* START *

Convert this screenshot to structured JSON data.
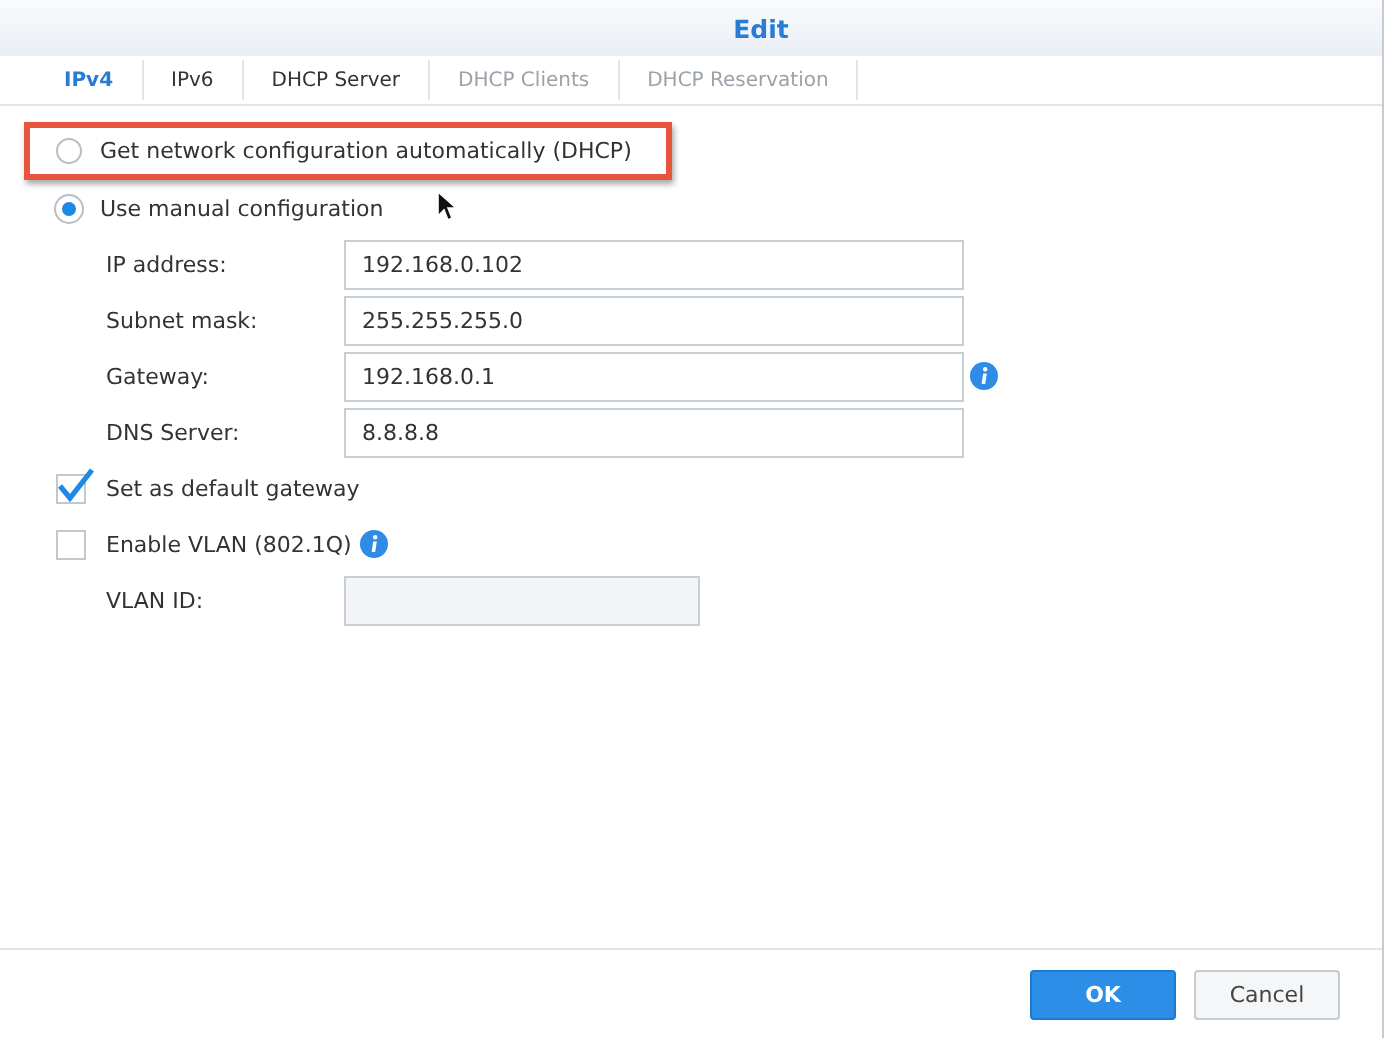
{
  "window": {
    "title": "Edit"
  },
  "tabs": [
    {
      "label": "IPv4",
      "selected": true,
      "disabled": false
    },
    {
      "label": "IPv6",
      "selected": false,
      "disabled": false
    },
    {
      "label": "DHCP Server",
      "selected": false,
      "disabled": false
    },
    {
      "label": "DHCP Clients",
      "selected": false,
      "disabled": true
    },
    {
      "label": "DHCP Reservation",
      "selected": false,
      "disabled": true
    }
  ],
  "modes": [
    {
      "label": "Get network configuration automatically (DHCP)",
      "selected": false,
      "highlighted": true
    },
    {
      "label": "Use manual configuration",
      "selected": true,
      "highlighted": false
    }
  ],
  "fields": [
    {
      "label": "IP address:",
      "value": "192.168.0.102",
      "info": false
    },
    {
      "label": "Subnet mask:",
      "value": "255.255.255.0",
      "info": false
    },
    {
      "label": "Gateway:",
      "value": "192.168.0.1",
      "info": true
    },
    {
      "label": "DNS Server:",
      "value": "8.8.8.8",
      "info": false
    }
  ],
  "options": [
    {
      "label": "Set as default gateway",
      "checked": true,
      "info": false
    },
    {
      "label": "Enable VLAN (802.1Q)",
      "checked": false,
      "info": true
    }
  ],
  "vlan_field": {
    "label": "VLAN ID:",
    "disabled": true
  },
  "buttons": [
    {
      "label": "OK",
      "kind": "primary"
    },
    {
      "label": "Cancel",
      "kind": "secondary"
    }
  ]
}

* END *
* START *

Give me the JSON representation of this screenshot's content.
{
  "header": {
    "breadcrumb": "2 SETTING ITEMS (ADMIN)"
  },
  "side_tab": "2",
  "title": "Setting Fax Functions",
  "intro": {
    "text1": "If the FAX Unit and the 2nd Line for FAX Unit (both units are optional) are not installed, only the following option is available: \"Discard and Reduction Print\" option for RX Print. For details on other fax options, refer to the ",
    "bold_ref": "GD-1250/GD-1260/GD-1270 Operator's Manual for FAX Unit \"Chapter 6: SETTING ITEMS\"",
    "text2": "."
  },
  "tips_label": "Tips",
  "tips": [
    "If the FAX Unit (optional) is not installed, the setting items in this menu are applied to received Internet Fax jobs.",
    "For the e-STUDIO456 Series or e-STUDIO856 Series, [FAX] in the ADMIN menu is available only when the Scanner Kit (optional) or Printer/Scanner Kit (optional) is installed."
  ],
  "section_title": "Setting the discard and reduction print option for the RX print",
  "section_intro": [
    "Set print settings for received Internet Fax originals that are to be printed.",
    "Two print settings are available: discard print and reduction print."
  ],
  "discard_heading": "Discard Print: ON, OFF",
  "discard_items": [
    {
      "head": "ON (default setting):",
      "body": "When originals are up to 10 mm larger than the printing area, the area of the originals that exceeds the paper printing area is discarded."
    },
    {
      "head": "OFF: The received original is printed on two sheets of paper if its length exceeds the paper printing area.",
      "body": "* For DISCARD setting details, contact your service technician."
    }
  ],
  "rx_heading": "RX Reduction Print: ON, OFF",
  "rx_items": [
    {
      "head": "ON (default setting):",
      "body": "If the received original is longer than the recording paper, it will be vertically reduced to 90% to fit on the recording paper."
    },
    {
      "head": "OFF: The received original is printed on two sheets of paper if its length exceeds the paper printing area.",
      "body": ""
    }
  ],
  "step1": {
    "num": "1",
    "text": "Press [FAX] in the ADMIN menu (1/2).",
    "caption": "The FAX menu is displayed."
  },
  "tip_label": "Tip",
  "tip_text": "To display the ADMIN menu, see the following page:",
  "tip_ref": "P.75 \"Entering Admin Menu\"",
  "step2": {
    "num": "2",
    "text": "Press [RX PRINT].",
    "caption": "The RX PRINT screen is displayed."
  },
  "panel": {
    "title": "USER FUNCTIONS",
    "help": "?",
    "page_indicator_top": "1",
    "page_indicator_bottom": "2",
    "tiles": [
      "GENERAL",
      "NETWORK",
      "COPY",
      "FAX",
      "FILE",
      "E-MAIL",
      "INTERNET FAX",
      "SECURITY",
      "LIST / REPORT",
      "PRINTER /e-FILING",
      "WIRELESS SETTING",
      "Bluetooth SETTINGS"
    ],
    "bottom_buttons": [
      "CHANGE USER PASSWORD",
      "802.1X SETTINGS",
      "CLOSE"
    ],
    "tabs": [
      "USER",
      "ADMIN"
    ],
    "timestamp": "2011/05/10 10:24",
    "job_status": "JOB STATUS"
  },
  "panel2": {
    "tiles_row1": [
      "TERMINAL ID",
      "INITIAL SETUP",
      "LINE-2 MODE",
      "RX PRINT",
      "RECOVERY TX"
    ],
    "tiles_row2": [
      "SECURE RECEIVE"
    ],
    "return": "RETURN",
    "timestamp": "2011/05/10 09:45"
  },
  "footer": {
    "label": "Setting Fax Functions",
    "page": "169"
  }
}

* END *

> **OBJECTIVE**: From the listing above, copy all lines holding the word "USER".

> **SOLUTION TO THE EXERCISE**:
    "title": "USER FUNCTIONS",
      "CHANGE USER PASSWORD",
      "USER",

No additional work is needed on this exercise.